▸ **Input for this task**:
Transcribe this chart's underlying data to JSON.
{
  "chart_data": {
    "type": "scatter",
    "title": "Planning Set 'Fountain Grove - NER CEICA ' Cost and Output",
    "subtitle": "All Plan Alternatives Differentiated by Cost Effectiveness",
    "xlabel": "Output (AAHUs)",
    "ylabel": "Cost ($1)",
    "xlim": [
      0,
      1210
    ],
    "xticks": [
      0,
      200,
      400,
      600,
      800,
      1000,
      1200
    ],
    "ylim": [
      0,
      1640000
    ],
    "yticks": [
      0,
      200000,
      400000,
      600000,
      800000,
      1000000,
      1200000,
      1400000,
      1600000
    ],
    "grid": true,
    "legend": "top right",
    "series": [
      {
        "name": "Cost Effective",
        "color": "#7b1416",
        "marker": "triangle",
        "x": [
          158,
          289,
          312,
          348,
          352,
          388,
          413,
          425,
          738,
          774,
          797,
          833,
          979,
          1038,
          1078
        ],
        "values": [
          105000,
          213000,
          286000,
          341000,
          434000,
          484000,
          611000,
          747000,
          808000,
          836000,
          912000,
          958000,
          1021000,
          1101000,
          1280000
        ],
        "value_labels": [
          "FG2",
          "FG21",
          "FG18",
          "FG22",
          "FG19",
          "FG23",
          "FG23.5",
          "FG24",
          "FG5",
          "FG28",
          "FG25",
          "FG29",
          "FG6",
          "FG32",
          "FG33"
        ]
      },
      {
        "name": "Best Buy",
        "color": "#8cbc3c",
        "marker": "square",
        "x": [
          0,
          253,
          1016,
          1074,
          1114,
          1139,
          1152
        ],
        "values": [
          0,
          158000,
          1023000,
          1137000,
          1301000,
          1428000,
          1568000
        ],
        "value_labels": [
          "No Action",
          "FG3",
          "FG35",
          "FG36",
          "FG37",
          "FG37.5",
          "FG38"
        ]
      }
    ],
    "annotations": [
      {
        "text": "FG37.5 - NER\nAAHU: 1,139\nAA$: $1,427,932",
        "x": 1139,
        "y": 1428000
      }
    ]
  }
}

▸ **Written exercise**:
Write out the whole listing again, exactly as it stands.

▸ **Task result**:
Transcribe this chart's underlying data to JSON.
{
  "chart_data": {
    "type": "scatter",
    "title": "Planning Set 'Fountain Grove - NER CEICA ' Cost and Output",
    "subtitle": "All Plan Alternatives Differentiated by Cost Effectiveness",
    "xlabel": "Output (AAHUs)",
    "ylabel": "Cost ($1)",
    "xlim": [
      0,
      1210
    ],
    "xticks": [
      0,
      200,
      400,
      600,
      800,
      1000,
      1200
    ],
    "ylim": [
      0,
      1640000
    ],
    "yticks": [
      0,
      200000,
      400000,
      600000,
      800000,
      1000000,
      1200000,
      1400000,
      1600000
    ],
    "grid": true,
    "legend": "top right",
    "series": [
      {
        "name": "Cost Effective",
        "color": "#7b1416",
        "marker": "triangle",
        "x": [
          158,
          289,
          312,
          348,
          352,
          388,
          413,
          425,
          738,
          774,
          797,
          833,
          979,
          1038,
          1078
        ],
        "values": [
          105000,
          213000,
          286000,
          341000,
          434000,
          484000,
          611000,
          747000,
          808000,
          836000,
          912000,
          958000,
          1021000,
          1101000,
          1280000
        ],
        "value_labels": [
          "FG2",
          "FG21",
          "FG18",
          "FG22",
          "FG19",
          "FG23",
          "FG23.5",
          "FG24",
          "FG5",
          "FG28",
          "FG25",
          "FG29",
          "FG6",
          "FG32",
          "FG33"
        ]
      },
      {
        "name": "Best Buy",
        "color": "#8cbc3c",
        "marker": "square",
        "x": [
          0,
          253,
          1016,
          1074,
          1114,
          1139,
          1152
        ],
        "values": [
          0,
          158000,
          1023000,
          1137000,
          1301000,
          1428000,
          1568000
        ],
        "value_labels": [
          "No Action",
          "FG3",
          "FG35",
          "FG36",
          "FG37",
          "FG37.5",
          "FG38"
        ]
      }
    ],
    "annotations": [
      {
        "text": "FG37.5 - NER\nAAHU: 1,139\nAA$: $1,427,932",
        "x": 1139,
        "y": 1428000
      }
    ]
  }
}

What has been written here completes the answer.